> Stated exercise
Repeat each entry exactly and drop the pictures.

> Excerpted records

+ + +

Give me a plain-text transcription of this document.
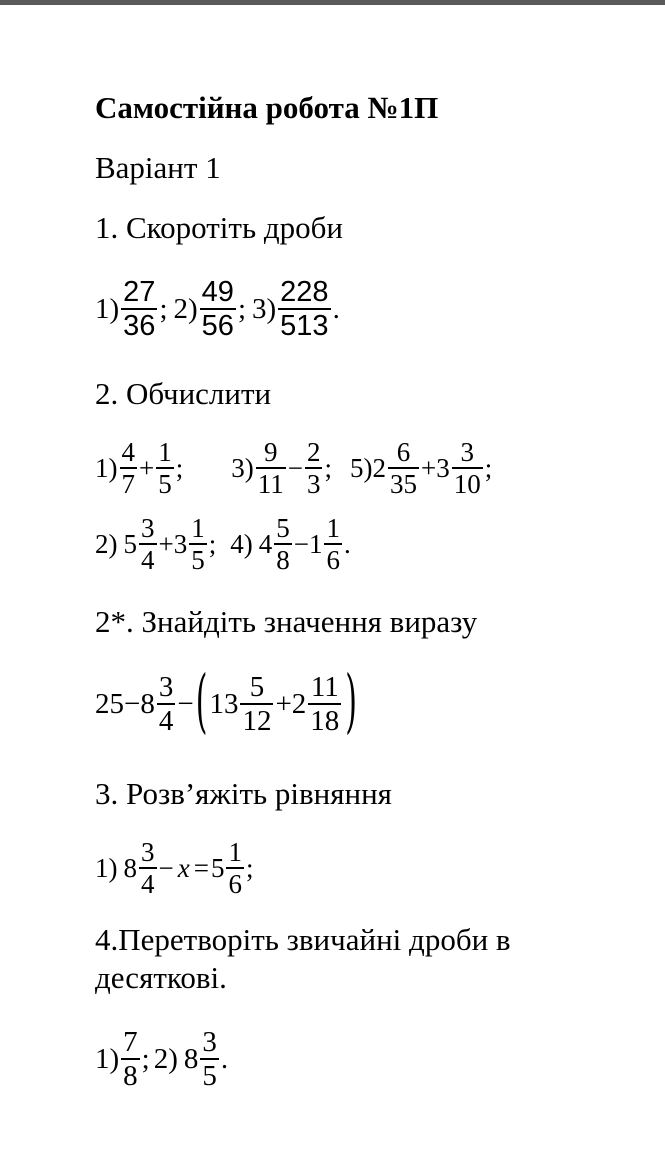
Самостійна робота №1П
Варіант 1
1. Скоротіть дроби
$1) \frac{27}{36}$ ; $2) \frac{49}{56}$ ; $3) \frac{228}{513}$ .
2. Обчислити
$1) \frac{4}{7} + \frac{1}{5}$ ; $3) \frac{9}{11} - \frac{2}{3}$ ; 5) $2 \frac{6}{35} + 3 \frac{3}{10}$ ;
2) $5 \frac{3}{4} + 3 \frac{1}{5}$ ; 4) $4 \frac{5}{8} - 1 \frac{1}{6}$ .
2*. Знайдіть значення виразу
$25 - 8 \frac{3}{4}$ − ( $13 \frac{5}{12} + 2 \frac{11}{18}$ )
3. Розв’яжіть рівняння
1) $8 \frac{3}{4} - x = 5 \frac{1}{6}$ ;
4.Перетворіть звичайні дроби в
десяткові.
$1) \frac{7}{8}$ ; 2) $8 \frac{3}{5}$ .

+ + +

> The reply
Give me a plain-text transcription of this document.
Самостійна робота №1П
Варіант 1
1. Скоротіть дроби
$1) \frac{27}{36}$ ; $2) \frac{49}{56}$ ; $3) \frac{228}{513}$ .
2. Обчислити
$1) \frac{4}{7} + \frac{1}{5}$ ; $3) \frac{9}{11} - \frac{2}{3}$ ; 5) $2 \frac{6}{35} + 3 \frac{3}{10}$ ;
2) $5 \frac{3}{4} + 3 \frac{1}{5}$ ; 4) $4 \frac{5}{8} - 1 \frac{1}{6}$ .
2*. Знайдіть значення виразу
$25 - 8 \frac{3}{4}$ − ( $13 \frac{5}{12} + 2 \frac{11}{18}$ )
3. Розв’яжіть рівняння
1) $8 \frac{3}{4} - x = 5 \frac{1}{6}$ ;
4.Перетворіть звичайні дроби в
десяткові.
$1) \frac{7}{8}$ ; 2) $8 \frac{3}{5}$ .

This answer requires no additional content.